Data entries:

======

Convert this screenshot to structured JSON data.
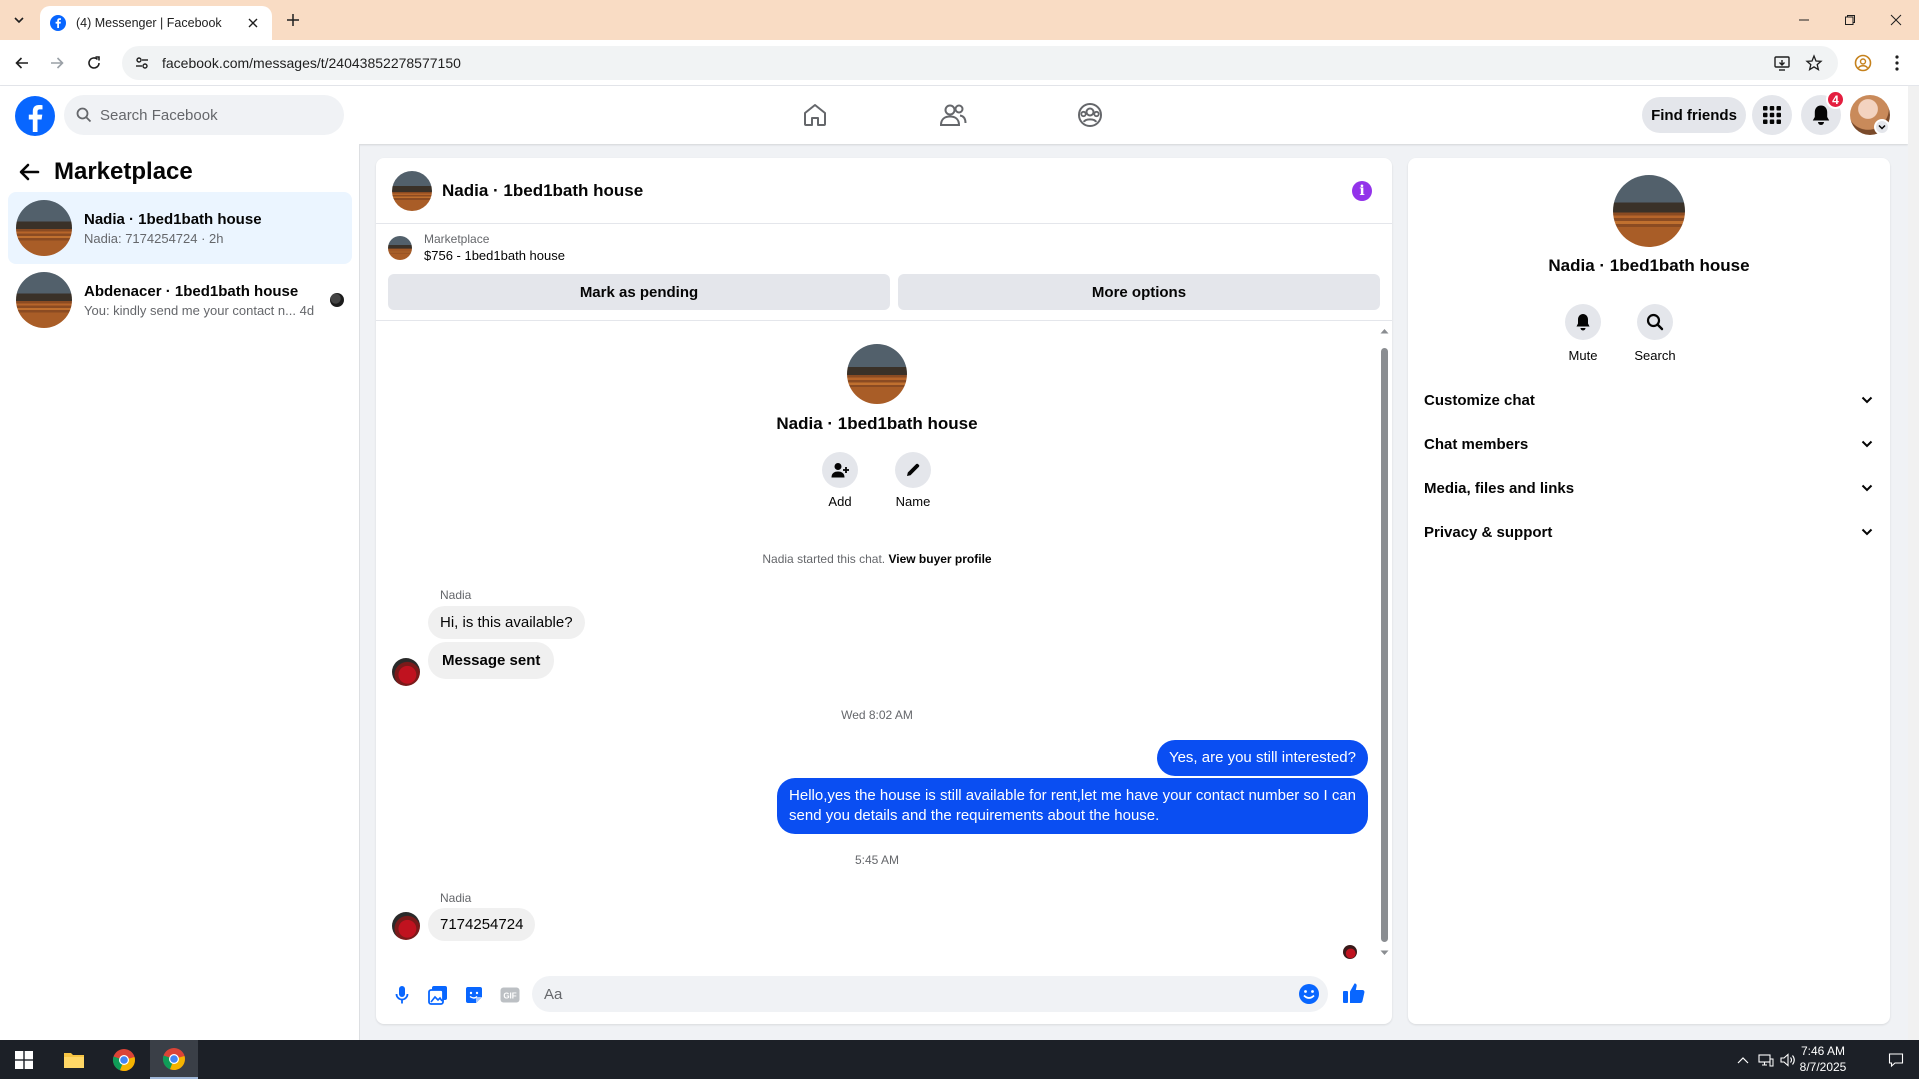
{
  "browser": {
    "tab_title": "(4) Messenger | Facebook",
    "url": "facebook.com/messages/t/24043852278577150"
  },
  "header": {
    "search_placeholder": "Search Facebook",
    "find_friends_label": "Find friends",
    "notification_count": "4"
  },
  "sidebar": {
    "title": "Marketplace",
    "conversations": [
      {
        "name": "Nadia · 1bed1bath house",
        "preview": "Nadia: 7174254724 · 2h",
        "active": true
      },
      {
        "name": "Abdenacer · 1bed1bath house",
        "preview": "You: kindly send me your contact n...",
        "time": "4d"
      }
    ]
  },
  "chat": {
    "title": "Nadia · 1bed1bath house",
    "listing": {
      "label": "Marketplace",
      "value": "$756 - 1bed1bath house"
    },
    "mark_pending_label": "Mark as pending",
    "more_options_label": "More options",
    "intro_name": "Nadia · 1bed1bath house",
    "add_label": "Add",
    "name_label": "Name",
    "started_text": "Nadia started this chat.",
    "view_profile_link": "View buyer profile",
    "messages": [
      {
        "sender": "Nadia",
        "text": "Hi, is this available?"
      },
      {
        "text": "Message sent"
      },
      {
        "timestamp": "Wed 8:02 AM"
      },
      {
        "text": "Yes, are you still interested?"
      },
      {
        "text_line1": "Hello,yes the house is still available for rent,let me have your contact number so I can",
        "text_line2": "send you details and the requirements about the house."
      },
      {
        "timestamp": "5:45 AM"
      },
      {
        "sender": "Nadia",
        "text": "7174254724"
      }
    ],
    "composer_placeholder": "Aa"
  },
  "details": {
    "name": "Nadia · 1bed1bath house",
    "mute_label": "Mute",
    "search_label": "Search",
    "sections": [
      "Customize chat",
      "Chat members",
      "Media, files and links",
      "Privacy & support"
    ]
  },
  "taskbar": {
    "time": "7:46 AM",
    "date": "8/7/2025"
  },
  "colors": {
    "fb_blue": "#0866ff",
    "outgoing_bubble": "#0a4ef2",
    "info_purple": "#9333ea",
    "badge_red": "#e41e3f",
    "tabbar": "#f9dcc4"
  }
}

======

● TASK REQUIREMENTS: Note each line of the entries that has "available" in it, and copy those lines.

● EXPECTED OUTPUT:
        "text": "Hi, is this available?"
        "text_line1": "Hello,yes the house is still available for rent,let me have your contact number so I can",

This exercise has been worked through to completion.